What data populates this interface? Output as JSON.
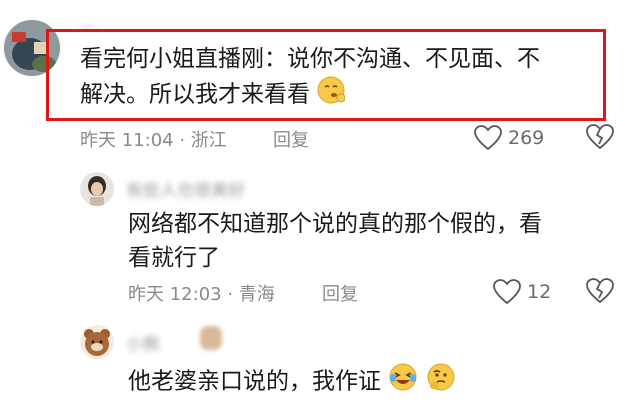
{
  "comments": [
    {
      "text_line1": "看完何小姐直播刚：说你不沟通、不见面、不",
      "text_line2": "解决。所以我才来看看",
      "meta": "昨天 11:04 · 浙江",
      "reply_label": "回复",
      "likes": "269"
    },
    {
      "username": "有些人也很美好",
      "text_line1": "网络都不知道那个说的真的那个假的，看",
      "text_line2": "看就行了",
      "meta": "昨天 12:03 · 青海",
      "reply_label": "回复",
      "likes": "12"
    },
    {
      "username": "小熊",
      "text_line1": "他老婆亲口说的，我作证"
    }
  ],
  "colors": {
    "highlight": "#e01616",
    "meta": "#8a8a8a"
  },
  "icons": [
    "heart-outline-icon",
    "broken-heart-icon",
    "face-emoji-icon",
    "laughing-emoji-icon",
    "thinking-emoji-icon"
  ]
}
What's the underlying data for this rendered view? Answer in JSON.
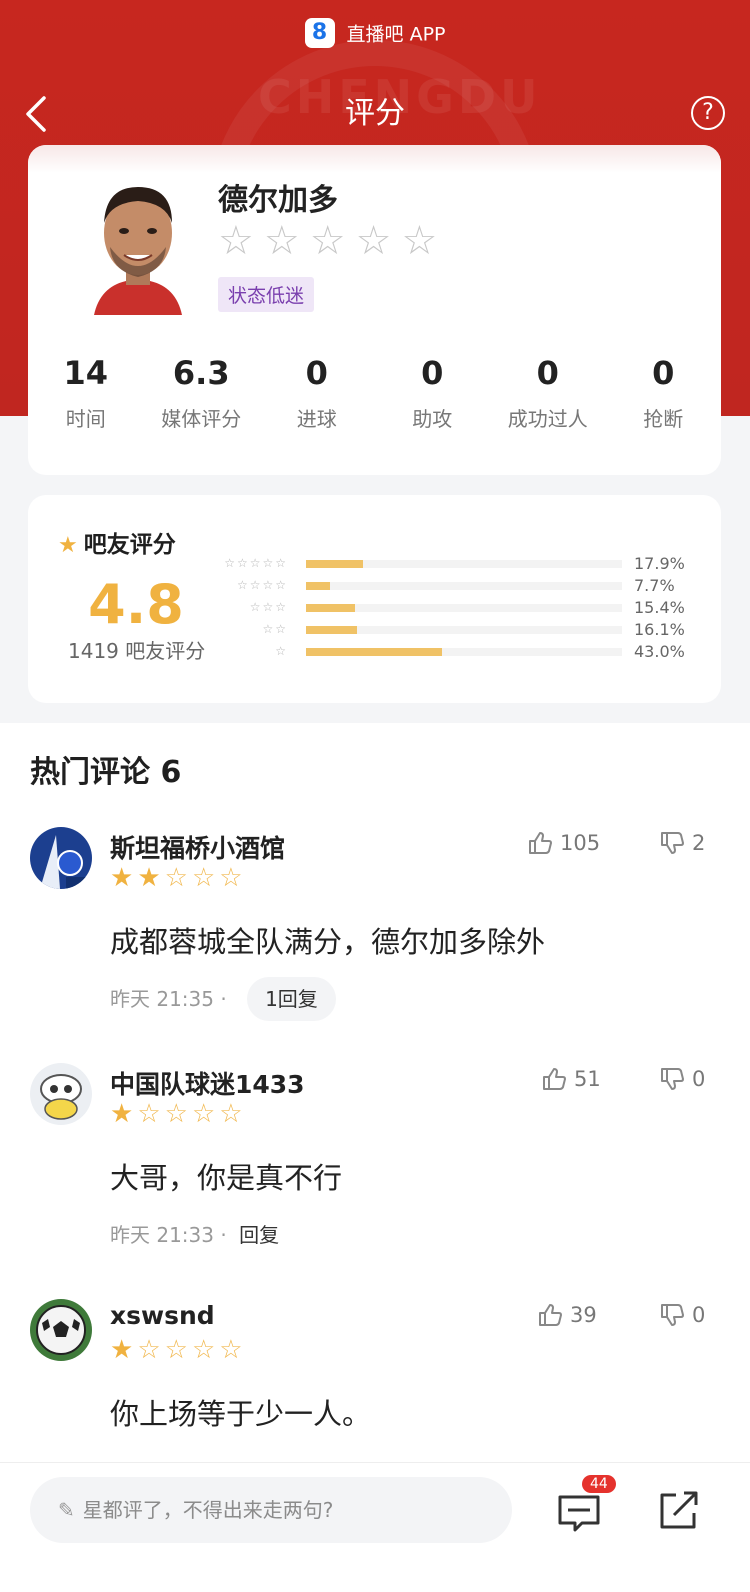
{
  "header": {
    "brand_badge": "8",
    "brand_text": "直播吧 APP",
    "title": "评分",
    "help": "?",
    "watermark": "CHENGDU"
  },
  "player": {
    "name": "德尔加多",
    "stars": [
      "☆",
      "☆",
      "☆",
      "☆",
      "☆"
    ],
    "status": "状态低迷",
    "stats": [
      {
        "value": "14",
        "label": "时间"
      },
      {
        "value": "6.3",
        "label": "媒体评分"
      },
      {
        "value": "0",
        "label": "进球"
      },
      {
        "value": "0",
        "label": "助攻"
      },
      {
        "value": "0",
        "label": "成功过人"
      },
      {
        "value": "0",
        "label": "抢断"
      }
    ]
  },
  "fan_rating": {
    "title": "吧友评分",
    "score": "4.8",
    "count": "1419 吧友评分",
    "rows": [
      {
        "stars": "☆☆☆☆☆",
        "fraction": 0.179,
        "pct": "17.9%"
      },
      {
        "stars": "☆☆☆☆",
        "fraction": 0.077,
        "pct": "7.7%"
      },
      {
        "stars": "☆☆☆",
        "fraction": 0.154,
        "pct": "15.4%"
      },
      {
        "stars": "☆☆",
        "fraction": 0.161,
        "pct": "16.1%"
      },
      {
        "stars": "☆",
        "fraction": 0.43,
        "pct": "43.0%"
      }
    ]
  },
  "comments_section": {
    "title": "热门评论 6",
    "items": [
      {
        "name": "斯坦福桥小酒馆",
        "rating": 2,
        "text": "成都蓉城全队满分，德尔加多除外",
        "time": "昨天 21:35",
        "reply": "1回复",
        "likes": "105",
        "dislikes": "2"
      },
      {
        "name": "中国队球迷1433",
        "rating": 1,
        "text": "大哥，你是真不行",
        "time": "昨天 21:33",
        "reply": "回复",
        "likes": "51",
        "dislikes": "0"
      },
      {
        "name": "xswsnd",
        "rating": 1,
        "text": "你上场等于少一人。",
        "time": "",
        "reply": "",
        "likes": "39",
        "dislikes": "0"
      }
    ]
  },
  "bottom": {
    "placeholder": "星都评了，不得出来走两句?",
    "comment_badge": "44"
  },
  "colors": {
    "primary_red": "#c7271f",
    "star_gold": "#f0b240",
    "status_purple": "#7a3fae"
  }
}
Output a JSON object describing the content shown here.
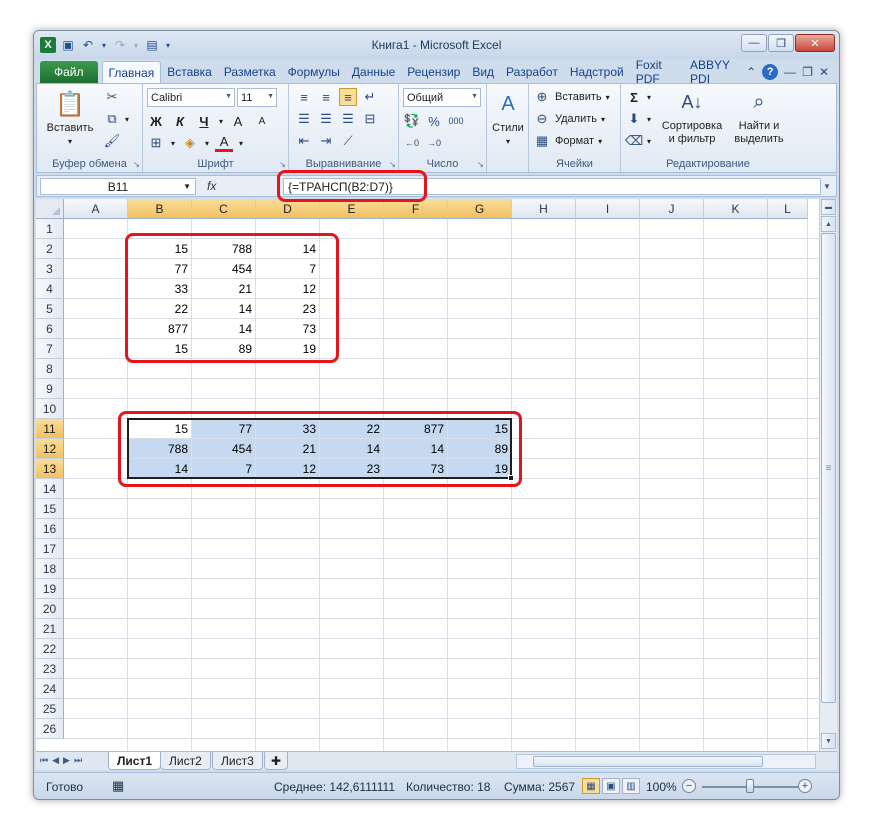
++++++++++++++++++++
> **TASK DETAILS**
Tally the lines of the records holding the word "data", then state only the tally.

> **OUTPUT OF THE EXERCISE**
2